**What is being asked**. Quote the entries that follow exactly, leaving none out.

== Material provided ==

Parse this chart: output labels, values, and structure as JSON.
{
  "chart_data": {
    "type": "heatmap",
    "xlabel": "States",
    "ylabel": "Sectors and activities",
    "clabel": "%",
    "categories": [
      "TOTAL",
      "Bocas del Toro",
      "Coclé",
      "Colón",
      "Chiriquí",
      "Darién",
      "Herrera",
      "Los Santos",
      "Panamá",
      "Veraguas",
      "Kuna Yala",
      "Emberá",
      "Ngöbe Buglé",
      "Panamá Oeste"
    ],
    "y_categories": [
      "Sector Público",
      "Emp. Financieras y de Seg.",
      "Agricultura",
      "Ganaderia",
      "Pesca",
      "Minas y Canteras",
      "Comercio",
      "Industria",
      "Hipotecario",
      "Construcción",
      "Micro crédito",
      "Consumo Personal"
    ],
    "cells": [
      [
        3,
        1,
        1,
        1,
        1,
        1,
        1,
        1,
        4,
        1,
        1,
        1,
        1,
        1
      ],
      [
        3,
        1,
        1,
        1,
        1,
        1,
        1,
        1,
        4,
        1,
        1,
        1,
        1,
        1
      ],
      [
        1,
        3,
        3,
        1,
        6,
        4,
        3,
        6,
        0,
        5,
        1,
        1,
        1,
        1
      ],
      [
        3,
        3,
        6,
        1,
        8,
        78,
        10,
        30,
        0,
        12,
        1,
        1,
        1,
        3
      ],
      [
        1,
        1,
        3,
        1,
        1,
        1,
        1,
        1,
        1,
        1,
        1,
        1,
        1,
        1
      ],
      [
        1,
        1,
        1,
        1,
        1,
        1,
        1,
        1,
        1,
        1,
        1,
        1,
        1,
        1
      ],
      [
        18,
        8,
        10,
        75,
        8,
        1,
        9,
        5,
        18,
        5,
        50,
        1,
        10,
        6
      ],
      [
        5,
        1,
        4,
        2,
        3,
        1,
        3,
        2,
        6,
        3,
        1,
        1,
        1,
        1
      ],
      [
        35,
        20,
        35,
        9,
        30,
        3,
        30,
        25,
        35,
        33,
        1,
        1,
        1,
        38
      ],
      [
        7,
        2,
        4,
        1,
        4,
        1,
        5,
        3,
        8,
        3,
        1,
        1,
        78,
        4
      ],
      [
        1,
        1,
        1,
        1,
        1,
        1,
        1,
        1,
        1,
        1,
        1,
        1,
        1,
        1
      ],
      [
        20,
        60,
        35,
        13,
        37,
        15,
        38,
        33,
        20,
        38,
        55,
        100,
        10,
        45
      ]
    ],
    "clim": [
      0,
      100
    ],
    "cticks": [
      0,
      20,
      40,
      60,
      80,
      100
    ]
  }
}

===

**Exercise output**.
Parse this chart: output labels, values, and structure as JSON.
{
  "chart_data": {
    "type": "heatmap",
    "xlabel": "States",
    "ylabel": "Sectors and activities",
    "clabel": "%",
    "categories": [
      "TOTAL",
      "Bocas del Toro",
      "Coclé",
      "Colón",
      "Chiriquí",
      "Darién",
      "Herrera",
      "Los Santos",
      "Panamá",
      "Veraguas",
      "Kuna Yala",
      "Emberá",
      "Ngöbe Buglé",
      "Panamá Oeste"
    ],
    "y_categories": [
      "Sector Público",
      "Emp. Financieras y de Seg.",
      "Agricultura",
      "Ganaderia",
      "Pesca",
      "Minas y Canteras",
      "Comercio",
      "Industria",
      "Hipotecario",
      "Construcción",
      "Micro crédito",
      "Consumo Personal"
    ],
    "cells": [
      [
        3,
        1,
        1,
        1,
        1,
        1,
        1,
        1,
        4,
        1,
        1,
        1,
        1,
        1
      ],
      [
        3,
        1,
        1,
        1,
        1,
        1,
        1,
        1,
        4,
        1,
        1,
        1,
        1,
        1
      ],
      [
        1,
        3,
        3,
        1,
        6,
        4,
        3,
        6,
        0,
        5,
        1,
        1,
        1,
        1
      ],
      [
        3,
        3,
        6,
        1,
        8,
        78,
        10,
        30,
        0,
        12,
        1,
        1,
        1,
        3
      ],
      [
        1,
        1,
        3,
        1,
        1,
        1,
        1,
        1,
        1,
        1,
        1,
        1,
        1,
        1
      ],
      [
        1,
        1,
        1,
        1,
        1,
        1,
        1,
        1,
        1,
        1,
        1,
        1,
        1,
        1
      ],
      [
        18,
        8,
        10,
        75,
        8,
        1,
        9,
        5,
        18,
        5,
        50,
        1,
        10,
        6
      ],
      [
        5,
        1,
        4,
        2,
        3,
        1,
        3,
        2,
        6,
        3,
        1,
        1,
        1,
        1
      ],
      [
        35,
        20,
        35,
        9,
        30,
        3,
        30,
        25,
        35,
        33,
        1,
        1,
        1,
        38
      ],
      [
        7,
        2,
        4,
        1,
        4,
        1,
        5,
        3,
        8,
        3,
        1,
        1,
        78,
        4
      ],
      [
        1,
        1,
        1,
        1,
        1,
        1,
        1,
        1,
        1,
        1,
        1,
        1,
        1,
        1
      ],
      [
        20,
        60,
        35,
        13,
        37,
        15,
        38,
        33,
        20,
        38,
        55,
        100,
        10,
        45
      ]
    ],
    "clim": [
      0,
      100
    ],
    "cticks": [
      0,
      20,
      40,
      60,
      80,
      100
    ]
  }
}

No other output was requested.